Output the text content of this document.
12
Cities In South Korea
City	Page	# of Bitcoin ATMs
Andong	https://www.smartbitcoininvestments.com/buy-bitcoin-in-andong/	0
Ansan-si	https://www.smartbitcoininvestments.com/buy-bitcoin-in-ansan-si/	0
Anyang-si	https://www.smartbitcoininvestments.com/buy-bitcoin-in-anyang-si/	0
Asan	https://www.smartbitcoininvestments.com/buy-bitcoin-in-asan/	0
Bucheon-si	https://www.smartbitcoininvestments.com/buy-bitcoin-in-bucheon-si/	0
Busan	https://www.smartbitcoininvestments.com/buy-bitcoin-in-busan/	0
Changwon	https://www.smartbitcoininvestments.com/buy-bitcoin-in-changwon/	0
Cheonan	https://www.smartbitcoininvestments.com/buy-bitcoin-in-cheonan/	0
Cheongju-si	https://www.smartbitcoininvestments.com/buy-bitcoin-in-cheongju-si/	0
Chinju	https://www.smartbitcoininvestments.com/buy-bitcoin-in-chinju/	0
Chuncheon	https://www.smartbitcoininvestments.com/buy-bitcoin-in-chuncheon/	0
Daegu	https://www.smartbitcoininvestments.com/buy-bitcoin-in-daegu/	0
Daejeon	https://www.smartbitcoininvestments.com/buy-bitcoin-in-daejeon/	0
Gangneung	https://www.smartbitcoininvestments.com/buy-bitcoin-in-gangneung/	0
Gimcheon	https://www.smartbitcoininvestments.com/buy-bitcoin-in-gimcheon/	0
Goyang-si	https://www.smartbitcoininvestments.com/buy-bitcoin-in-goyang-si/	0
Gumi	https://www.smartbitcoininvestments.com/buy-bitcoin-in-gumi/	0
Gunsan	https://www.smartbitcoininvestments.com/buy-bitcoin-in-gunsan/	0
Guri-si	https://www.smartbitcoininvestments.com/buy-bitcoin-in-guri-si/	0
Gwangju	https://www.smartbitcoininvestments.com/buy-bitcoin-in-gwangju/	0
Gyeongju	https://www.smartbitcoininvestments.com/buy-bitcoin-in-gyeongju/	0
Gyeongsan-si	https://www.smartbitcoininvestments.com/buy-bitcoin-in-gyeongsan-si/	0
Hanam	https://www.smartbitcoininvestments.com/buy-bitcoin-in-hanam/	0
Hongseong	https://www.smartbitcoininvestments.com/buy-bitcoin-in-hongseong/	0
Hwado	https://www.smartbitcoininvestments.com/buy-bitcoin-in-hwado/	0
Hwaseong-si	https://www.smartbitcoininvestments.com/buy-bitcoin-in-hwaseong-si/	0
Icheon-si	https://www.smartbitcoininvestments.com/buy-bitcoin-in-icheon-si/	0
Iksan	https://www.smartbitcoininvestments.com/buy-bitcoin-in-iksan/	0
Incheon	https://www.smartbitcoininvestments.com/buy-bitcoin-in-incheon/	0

Directions: Please repeat all the records above exactly as they appear.

Answer to this problem:
Output the text content of this document.
12
Cities In South Korea
City	Page	# of Bitcoin ATMs
Andong	https://www.smartbitcoininvestments.com/buy-bitcoin-in-andong/	0
Ansan-si	https://www.smartbitcoininvestments.com/buy-bitcoin-in-ansan-si/	0
Anyang-si	https://www.smartbitcoininvestments.com/buy-bitcoin-in-anyang-si/	0
Asan	https://www.smartbitcoininvestments.com/buy-bitcoin-in-asan/	0
Bucheon-si	https://www.smartbitcoininvestments.com/buy-bitcoin-in-bucheon-si/	0
Busan	https://www.smartbitcoininvestments.com/buy-bitcoin-in-busan/	0
Changwon	https://www.smartbitcoininvestments.com/buy-bitcoin-in-changwon/	0
Cheonan	https://www.smartbitcoininvestments.com/buy-bitcoin-in-cheonan/	0
Cheongju-si	https://www.smartbitcoininvestments.com/buy-bitcoin-in-cheongju-si/	0
Chinju	https://www.smartbitcoininvestments.com/buy-bitcoin-in-chinju/	0
Chuncheon	https://www.smartbitcoininvestments.com/buy-bitcoin-in-chuncheon/	0
Daegu	https://www.smartbitcoininvestments.com/buy-bitcoin-in-daegu/	0
Daejeon	https://www.smartbitcoininvestments.com/buy-bitcoin-in-daejeon/	0
Gangneung	https://www.smartbitcoininvestments.com/buy-bitcoin-in-gangneung/	0
Gimcheon	https://www.smartbitcoininvestments.com/buy-bitcoin-in-gimcheon/	0
Goyang-si	https://www.smartbitcoininvestments.com/buy-bitcoin-in-goyang-si/	0
Gumi	https://www.smartbitcoininvestments.com/buy-bitcoin-in-gumi/	0
Gunsan	https://www.smartbitcoininvestments.com/buy-bitcoin-in-gunsan/	0
Guri-si	https://www.smartbitcoininvestments.com/buy-bitcoin-in-guri-si/	0
Gwangju	https://www.smartbitcoininvestments.com/buy-bitcoin-in-gwangju/	0
Gyeongju	https://www.smartbitcoininvestments.com/buy-bitcoin-in-gyeongju/	0
Gyeongsan-si	https://www.smartbitcoininvestments.com/buy-bitcoin-in-gyeongsan-si/	0
Hanam	https://www.smartbitcoininvestments.com/buy-bitcoin-in-hanam/	0
Hongseong	https://www.smartbitcoininvestments.com/buy-bitcoin-in-hongseong/	0
Hwado	https://www.smartbitcoininvestments.com/buy-bitcoin-in-hwado/	0
Hwaseong-si	https://www.smartbitcoininvestments.com/buy-bitcoin-in-hwaseong-si/	0
Icheon-si	https://www.smartbitcoininvestments.com/buy-bitcoin-in-icheon-si/	0
Iksan	https://www.smartbitcoininvestments.com/buy-bitcoin-in-iksan/	0
Incheon	https://www.smartbitcoininvestments.com/buy-bitcoin-in-incheon/	0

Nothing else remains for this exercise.